# [Description of the task]
Here are some records; return them all exactly.

··· Records to process ···

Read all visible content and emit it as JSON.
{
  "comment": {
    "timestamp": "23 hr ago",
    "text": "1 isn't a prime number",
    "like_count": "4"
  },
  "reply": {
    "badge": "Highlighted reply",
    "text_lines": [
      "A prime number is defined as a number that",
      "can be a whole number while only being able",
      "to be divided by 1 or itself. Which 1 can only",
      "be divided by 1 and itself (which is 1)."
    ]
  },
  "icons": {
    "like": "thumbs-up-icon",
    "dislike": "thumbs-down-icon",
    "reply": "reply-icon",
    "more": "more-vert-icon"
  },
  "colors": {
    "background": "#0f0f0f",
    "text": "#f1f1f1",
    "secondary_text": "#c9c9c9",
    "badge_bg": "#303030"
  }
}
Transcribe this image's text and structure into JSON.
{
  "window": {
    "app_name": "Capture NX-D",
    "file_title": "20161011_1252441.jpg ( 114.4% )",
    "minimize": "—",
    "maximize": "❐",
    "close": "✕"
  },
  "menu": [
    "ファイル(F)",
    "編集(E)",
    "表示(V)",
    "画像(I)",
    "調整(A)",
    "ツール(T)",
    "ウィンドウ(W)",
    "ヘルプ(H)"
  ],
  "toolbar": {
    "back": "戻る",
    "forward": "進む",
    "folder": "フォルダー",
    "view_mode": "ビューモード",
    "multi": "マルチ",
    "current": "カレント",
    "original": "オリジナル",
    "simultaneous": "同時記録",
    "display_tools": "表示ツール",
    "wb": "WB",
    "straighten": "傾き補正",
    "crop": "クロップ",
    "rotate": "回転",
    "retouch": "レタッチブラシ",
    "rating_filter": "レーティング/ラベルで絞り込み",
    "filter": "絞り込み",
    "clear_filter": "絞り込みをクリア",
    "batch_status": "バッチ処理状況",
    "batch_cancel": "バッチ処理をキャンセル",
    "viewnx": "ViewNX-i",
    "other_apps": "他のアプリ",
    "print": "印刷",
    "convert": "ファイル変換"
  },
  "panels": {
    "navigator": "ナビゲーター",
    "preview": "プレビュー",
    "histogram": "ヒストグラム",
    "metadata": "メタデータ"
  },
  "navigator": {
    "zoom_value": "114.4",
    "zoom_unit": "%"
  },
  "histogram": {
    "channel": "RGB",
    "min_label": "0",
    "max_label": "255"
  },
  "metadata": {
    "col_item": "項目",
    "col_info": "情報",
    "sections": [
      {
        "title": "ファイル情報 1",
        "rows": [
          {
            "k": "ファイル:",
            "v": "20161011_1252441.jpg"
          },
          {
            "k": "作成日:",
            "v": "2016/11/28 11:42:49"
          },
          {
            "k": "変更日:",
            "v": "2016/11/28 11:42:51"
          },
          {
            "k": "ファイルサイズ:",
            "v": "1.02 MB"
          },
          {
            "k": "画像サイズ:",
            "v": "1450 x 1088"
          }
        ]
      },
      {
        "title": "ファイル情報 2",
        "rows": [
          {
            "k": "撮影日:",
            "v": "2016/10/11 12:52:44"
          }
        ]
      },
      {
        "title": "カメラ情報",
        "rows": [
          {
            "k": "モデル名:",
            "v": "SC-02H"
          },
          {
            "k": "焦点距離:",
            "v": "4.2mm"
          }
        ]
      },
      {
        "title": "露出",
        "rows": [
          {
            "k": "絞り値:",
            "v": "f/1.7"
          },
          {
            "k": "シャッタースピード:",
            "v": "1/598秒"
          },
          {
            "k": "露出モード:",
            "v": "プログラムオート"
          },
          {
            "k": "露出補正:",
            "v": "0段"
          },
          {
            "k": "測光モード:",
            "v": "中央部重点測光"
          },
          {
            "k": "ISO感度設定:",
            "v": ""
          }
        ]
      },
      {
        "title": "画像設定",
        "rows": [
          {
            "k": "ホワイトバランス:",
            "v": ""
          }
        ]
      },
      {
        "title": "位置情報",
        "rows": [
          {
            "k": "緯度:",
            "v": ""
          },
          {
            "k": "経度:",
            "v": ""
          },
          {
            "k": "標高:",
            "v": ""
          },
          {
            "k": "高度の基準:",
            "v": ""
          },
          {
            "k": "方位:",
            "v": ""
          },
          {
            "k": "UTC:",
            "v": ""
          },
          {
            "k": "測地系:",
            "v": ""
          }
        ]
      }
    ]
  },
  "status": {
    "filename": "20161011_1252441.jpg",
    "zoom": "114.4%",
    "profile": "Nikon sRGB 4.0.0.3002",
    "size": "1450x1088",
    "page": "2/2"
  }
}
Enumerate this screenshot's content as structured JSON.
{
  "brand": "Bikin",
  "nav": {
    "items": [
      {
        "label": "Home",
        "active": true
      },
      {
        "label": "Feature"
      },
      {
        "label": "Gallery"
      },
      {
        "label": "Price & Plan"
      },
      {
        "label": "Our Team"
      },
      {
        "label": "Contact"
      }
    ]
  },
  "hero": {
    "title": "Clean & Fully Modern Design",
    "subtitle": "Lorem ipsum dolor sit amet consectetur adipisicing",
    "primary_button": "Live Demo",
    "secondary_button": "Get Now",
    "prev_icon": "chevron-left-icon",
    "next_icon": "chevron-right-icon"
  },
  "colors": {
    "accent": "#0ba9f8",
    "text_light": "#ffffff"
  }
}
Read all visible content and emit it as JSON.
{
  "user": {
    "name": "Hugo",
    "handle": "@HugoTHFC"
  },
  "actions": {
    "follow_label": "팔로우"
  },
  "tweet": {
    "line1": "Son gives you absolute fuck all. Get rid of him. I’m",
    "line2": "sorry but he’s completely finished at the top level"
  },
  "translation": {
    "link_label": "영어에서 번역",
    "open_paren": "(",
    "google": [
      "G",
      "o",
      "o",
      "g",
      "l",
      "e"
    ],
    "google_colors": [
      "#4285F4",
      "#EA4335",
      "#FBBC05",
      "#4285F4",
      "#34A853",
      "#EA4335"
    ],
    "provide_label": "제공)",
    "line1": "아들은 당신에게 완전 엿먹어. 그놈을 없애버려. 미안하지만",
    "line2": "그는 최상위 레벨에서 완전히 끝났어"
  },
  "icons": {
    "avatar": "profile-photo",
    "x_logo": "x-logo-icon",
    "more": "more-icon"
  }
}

···

# [Reply]
Read all visible content and emit it as JSON.
{
  "comment": {
    "timestamp": "23 hr ago",
    "text": "1 isn't a prime number",
    "like_count": "4"
  },
  "reply": {
    "badge": "Highlighted reply",
    "text_lines": [
      "A prime number is defined as a number that",
      "can be a whole number while only being able",
      "to be divided by 1 or itself. Which 1 can only",
      "be divided by 1 and itself (which is 1)."
    ]
  },
  "icons": {
    "like": "thumbs-up-icon",
    "dislike": "thumbs-down-icon",
    "reply": "reply-icon",
    "more": "more-vert-icon"
  },
  "colors": {
    "background": "#0f0f0f",
    "text": "#f1f1f1",
    "secondary_text": "#c9c9c9",
    "badge_bg": "#303030"
  }
}
Transcribe this image's text and structure into JSON.
{
  "window": {
    "app_name": "Capture NX-D",
    "file_title": "20161011_1252441.jpg ( 114.4% )",
    "minimize": "—",
    "maximize": "❐",
    "close": "✕"
  },
  "menu": [
    "ファイル(F)",
    "編集(E)",
    "表示(V)",
    "画像(I)",
    "調整(A)",
    "ツール(T)",
    "ウィンドウ(W)",
    "ヘルプ(H)"
  ],
  "toolbar": {
    "back": "戻る",
    "forward": "進む",
    "folder": "フォルダー",
    "view_mode": "ビューモード",
    "multi": "マルチ",
    "current": "カレント",
    "original": "オリジナル",
    "simultaneous": "同時記録",
    "display_tools": "表示ツール",
    "wb": "WB",
    "straighten": "傾き補正",
    "crop": "クロップ",
    "rotate": "回転",
    "retouch": "レタッチブラシ",
    "rating_filter": "レーティング/ラベルで絞り込み",
    "filter": "絞り込み",
    "clear_filter": "絞り込みをクリア",
    "batch_status": "バッチ処理状況",
    "batch_cancel": "バッチ処理をキャンセル",
    "viewnx": "ViewNX-i",
    "other_apps": "他のアプリ",
    "print": "印刷",
    "convert": "ファイル変換"
  },
  "panels": {
    "navigator": "ナビゲーター",
    "preview": "プレビュー",
    "histogram": "ヒストグラム",
    "metadata": "メタデータ"
  },
  "navigator": {
    "zoom_value": "114.4",
    "zoom_unit": "%"
  },
  "histogram": {
    "channel": "RGB",
    "min_label": "0",
    "max_label": "255"
  },
  "metadata": {
    "col_item": "項目",
    "col_info": "情報",
    "sections": [
      {
        "title": "ファイル情報 1",
        "rows": [
          {
            "k": "ファイル:",
            "v": "20161011_1252441.jpg"
          },
          {
            "k": "作成日:",
            "v": "2016/11/28 11:42:49"
          },
          {
            "k": "変更日:",
            "v": "2016/11/28 11:42:51"
          },
          {
            "k": "ファイルサイズ:",
            "v": "1.02 MB"
          },
          {
            "k": "画像サイズ:",
            "v": "1450 x 1088"
          }
        ]
      },
      {
        "title": "ファイル情報 2",
        "rows": [
          {
            "k": "撮影日:",
            "v": "2016/10/11 12:52:44"
          }
        ]
      },
      {
        "title": "カメラ情報",
        "rows": [
          {
            "k": "モデル名:",
            "v": "SC-02H"
          },
          {
            "k": "焦点距離:",
            "v": "4.2mm"
          }
        ]
      },
      {
        "title": "露出",
        "rows": [
          {
            "k": "絞り値:",
            "v": "f/1.7"
          },
          {
            "k": "シャッタースピード:",
            "v": "1/598秒"
          },
          {
            "k": "露出モード:",
            "v": "プログラムオート"
          },
          {
            "k": "露出補正:",
            "v": "0段"
          },
          {
            "k": "測光モード:",
            "v": "中央部重点測光"
          },
          {
            "k": "ISO感度設定:",
            "v": ""
          }
        ]
      },
      {
        "title": "画像設定",
        "rows": [
          {
            "k": "ホワイトバランス:",
            "v": ""
          }
        ]
      },
      {
        "title": "位置情報",
        "rows": [
          {
            "k": "緯度:",
            "v": ""
          },
          {
            "k": "経度:",
            "v": ""
          },
          {
            "k": "標高:",
            "v": ""
          },
          {
            "k": "高度の基準:",
            "v": ""
          },
          {
            "k": "方位:",
            "v": ""
          },
          {
            "k": "UTC:",
            "v": ""
          },
          {
            "k": "測地系:",
            "v": ""
          }
        ]
      }
    ]
  },
  "status": {
    "filename": "20161011_1252441.jpg",
    "zoom": "114.4%",
    "profile": "Nikon sRGB 4.0.0.3002",
    "size": "1450x1088",
    "page": "2/2"
  }
}
Enumerate this screenshot's content as structured JSON.
{
  "brand": "Bikin",
  "nav": {
    "items": [
      {
        "label": "Home",
        "active": true
      },
      {
        "label": "Feature"
      },
      {
        "label": "Gallery"
      },
      {
        "label": "Price & Plan"
      },
      {
        "label": "Our Team"
      },
      {
        "label": "Contact"
      }
    ]
  },
  "hero": {
    "title": "Clean & Fully Modern Design",
    "subtitle": "Lorem ipsum dolor sit amet consectetur adipisicing",
    "primary_button": "Live Demo",
    "secondary_button": "Get Now",
    "prev_icon": "chevron-left-icon",
    "next_icon": "chevron-right-icon"
  },
  "colors": {
    "accent": "#0ba9f8",
    "text_light": "#ffffff"
  }
}
Read all visible content and emit it as JSON.
{
  "user": {
    "name": "Hugo",
    "handle": "@HugoTHFC"
  },
  "actions": {
    "follow_label": "팔로우"
  },
  "tweet": {
    "line1": "Son gives you absolute fuck all. Get rid of him. I’m",
    "line2": "sorry but he’s completely finished at the top level"
  },
  "translation": {
    "link_label": "영어에서 번역",
    "open_paren": "(",
    "google": [
      "G",
      "o",
      "o",
      "g",
      "l",
      "e"
    ],
    "google_colors": [
      "#4285F4",
      "#EA4335",
      "#FBBC05",
      "#4285F4",
      "#34A853",
      "#EA4335"
    ],
    "provide_label": "제공)",
    "line1": "아들은 당신에게 완전 엿먹어. 그놈을 없애버려. 미안하지만",
    "line2": "그는 최상위 레벨에서 완전히 끝났어"
  },
  "icons": {
    "avatar": "profile-photo",
    "x_logo": "x-logo-icon",
    "more": "more-icon"
  }
}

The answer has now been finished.